● Problem statement: Locate the lines of the listing below that hold "document", then copy each of them.

··· Data for the task ···

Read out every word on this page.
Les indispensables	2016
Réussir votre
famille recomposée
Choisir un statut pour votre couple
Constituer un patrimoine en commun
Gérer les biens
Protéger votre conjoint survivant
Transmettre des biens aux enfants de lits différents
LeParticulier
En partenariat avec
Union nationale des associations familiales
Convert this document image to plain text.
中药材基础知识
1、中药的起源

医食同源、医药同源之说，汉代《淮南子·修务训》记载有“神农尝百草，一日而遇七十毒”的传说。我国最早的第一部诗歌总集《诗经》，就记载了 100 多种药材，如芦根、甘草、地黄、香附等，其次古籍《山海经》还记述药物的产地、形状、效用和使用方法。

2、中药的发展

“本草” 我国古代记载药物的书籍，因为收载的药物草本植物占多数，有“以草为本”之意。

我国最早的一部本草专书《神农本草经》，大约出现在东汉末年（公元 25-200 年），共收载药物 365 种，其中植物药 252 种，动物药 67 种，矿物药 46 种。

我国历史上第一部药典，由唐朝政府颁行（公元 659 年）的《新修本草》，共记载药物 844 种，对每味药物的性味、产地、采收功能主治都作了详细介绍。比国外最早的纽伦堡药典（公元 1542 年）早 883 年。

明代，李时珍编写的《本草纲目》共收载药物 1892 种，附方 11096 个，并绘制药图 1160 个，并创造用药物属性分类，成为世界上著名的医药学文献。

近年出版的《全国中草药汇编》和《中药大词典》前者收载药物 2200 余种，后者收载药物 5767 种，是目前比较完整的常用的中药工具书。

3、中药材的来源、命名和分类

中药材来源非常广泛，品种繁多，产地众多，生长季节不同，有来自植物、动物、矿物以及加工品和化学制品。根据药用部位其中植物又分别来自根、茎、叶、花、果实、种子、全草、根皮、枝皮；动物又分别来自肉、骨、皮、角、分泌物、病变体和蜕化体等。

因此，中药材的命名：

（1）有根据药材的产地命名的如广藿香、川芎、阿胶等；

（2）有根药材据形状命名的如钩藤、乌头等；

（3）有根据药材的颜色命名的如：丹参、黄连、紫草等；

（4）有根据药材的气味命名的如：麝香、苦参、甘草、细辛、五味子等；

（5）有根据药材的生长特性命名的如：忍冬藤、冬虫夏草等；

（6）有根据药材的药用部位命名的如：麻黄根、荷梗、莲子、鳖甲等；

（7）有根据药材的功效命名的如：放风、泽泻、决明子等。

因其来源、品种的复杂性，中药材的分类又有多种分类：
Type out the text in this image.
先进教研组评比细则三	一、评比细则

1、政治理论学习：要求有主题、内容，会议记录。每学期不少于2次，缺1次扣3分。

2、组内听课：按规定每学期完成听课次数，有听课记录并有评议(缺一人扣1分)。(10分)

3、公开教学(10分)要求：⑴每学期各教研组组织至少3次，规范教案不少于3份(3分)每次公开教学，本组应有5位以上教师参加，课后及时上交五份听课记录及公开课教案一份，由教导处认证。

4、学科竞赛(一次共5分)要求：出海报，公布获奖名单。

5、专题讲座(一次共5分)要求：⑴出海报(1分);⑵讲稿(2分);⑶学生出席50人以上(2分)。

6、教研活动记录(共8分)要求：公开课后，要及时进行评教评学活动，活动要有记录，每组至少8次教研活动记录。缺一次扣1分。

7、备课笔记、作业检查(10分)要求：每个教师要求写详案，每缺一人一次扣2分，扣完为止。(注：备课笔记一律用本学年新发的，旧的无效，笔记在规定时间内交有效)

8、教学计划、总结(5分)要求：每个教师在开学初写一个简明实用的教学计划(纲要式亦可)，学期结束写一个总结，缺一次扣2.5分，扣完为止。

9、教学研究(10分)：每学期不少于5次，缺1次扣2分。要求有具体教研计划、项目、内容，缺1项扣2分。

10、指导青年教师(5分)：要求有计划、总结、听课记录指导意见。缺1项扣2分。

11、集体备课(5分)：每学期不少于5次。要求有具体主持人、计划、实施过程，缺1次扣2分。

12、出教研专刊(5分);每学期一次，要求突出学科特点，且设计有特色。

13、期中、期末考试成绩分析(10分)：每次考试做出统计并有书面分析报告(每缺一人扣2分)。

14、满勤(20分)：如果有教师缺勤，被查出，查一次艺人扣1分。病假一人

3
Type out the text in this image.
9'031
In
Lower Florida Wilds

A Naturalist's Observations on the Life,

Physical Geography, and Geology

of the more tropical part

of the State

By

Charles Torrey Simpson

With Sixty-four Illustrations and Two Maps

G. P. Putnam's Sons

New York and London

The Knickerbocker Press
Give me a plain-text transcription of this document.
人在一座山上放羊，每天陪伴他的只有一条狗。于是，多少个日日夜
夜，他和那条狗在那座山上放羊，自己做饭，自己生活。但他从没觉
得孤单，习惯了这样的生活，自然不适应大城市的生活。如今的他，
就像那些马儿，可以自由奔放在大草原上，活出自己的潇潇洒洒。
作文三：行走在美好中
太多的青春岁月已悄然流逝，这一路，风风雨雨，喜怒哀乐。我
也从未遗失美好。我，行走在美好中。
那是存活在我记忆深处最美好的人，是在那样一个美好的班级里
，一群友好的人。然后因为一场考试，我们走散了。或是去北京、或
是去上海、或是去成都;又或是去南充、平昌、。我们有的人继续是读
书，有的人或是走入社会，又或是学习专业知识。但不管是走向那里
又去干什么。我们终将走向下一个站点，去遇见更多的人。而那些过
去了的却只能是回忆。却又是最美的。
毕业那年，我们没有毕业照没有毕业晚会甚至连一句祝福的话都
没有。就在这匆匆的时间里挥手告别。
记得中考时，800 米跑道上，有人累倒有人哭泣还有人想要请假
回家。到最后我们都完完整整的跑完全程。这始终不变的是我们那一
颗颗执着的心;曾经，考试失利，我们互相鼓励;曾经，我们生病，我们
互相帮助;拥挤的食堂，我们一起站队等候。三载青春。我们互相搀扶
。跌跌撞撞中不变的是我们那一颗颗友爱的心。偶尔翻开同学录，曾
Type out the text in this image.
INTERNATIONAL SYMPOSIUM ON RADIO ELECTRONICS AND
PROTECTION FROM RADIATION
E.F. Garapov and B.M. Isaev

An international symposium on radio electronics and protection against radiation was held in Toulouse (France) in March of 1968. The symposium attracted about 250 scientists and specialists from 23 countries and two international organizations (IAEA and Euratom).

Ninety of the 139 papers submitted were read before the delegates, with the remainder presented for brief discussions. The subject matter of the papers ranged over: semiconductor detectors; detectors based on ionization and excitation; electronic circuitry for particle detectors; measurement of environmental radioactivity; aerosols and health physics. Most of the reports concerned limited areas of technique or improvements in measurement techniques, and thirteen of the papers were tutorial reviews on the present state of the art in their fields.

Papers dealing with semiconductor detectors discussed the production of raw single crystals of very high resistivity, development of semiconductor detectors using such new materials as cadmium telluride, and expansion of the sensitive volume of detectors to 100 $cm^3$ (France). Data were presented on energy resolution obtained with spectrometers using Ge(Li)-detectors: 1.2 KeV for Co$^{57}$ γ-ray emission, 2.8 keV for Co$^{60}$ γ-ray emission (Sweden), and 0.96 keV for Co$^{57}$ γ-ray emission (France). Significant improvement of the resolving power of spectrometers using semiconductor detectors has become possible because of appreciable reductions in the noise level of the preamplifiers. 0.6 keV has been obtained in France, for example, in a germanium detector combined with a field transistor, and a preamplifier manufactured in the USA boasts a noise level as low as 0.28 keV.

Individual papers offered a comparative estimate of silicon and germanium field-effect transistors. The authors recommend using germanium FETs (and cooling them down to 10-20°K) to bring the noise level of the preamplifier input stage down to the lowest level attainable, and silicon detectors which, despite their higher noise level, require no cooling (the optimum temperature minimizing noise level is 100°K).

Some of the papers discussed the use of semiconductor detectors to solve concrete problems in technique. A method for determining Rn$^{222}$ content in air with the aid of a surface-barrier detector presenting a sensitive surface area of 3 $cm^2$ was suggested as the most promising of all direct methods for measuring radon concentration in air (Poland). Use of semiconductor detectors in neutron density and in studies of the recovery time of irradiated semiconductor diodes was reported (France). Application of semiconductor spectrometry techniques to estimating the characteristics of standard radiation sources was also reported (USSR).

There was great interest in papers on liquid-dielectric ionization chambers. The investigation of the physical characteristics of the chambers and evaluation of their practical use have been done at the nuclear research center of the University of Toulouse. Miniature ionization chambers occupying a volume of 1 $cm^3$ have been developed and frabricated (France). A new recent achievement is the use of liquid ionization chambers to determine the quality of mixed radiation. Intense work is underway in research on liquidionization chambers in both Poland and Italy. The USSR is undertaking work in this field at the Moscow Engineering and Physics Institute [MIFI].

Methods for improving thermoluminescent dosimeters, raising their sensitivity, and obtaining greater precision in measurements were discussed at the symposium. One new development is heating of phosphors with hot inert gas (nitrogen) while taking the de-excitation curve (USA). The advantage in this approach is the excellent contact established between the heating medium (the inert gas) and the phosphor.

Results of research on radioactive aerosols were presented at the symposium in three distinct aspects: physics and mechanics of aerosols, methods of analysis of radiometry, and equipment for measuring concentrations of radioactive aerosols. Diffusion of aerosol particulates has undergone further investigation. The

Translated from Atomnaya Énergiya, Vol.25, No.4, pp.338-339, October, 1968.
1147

···

● Solution for this task:
Convert this document image to plain text.
Give me a plain-text transcription of this document.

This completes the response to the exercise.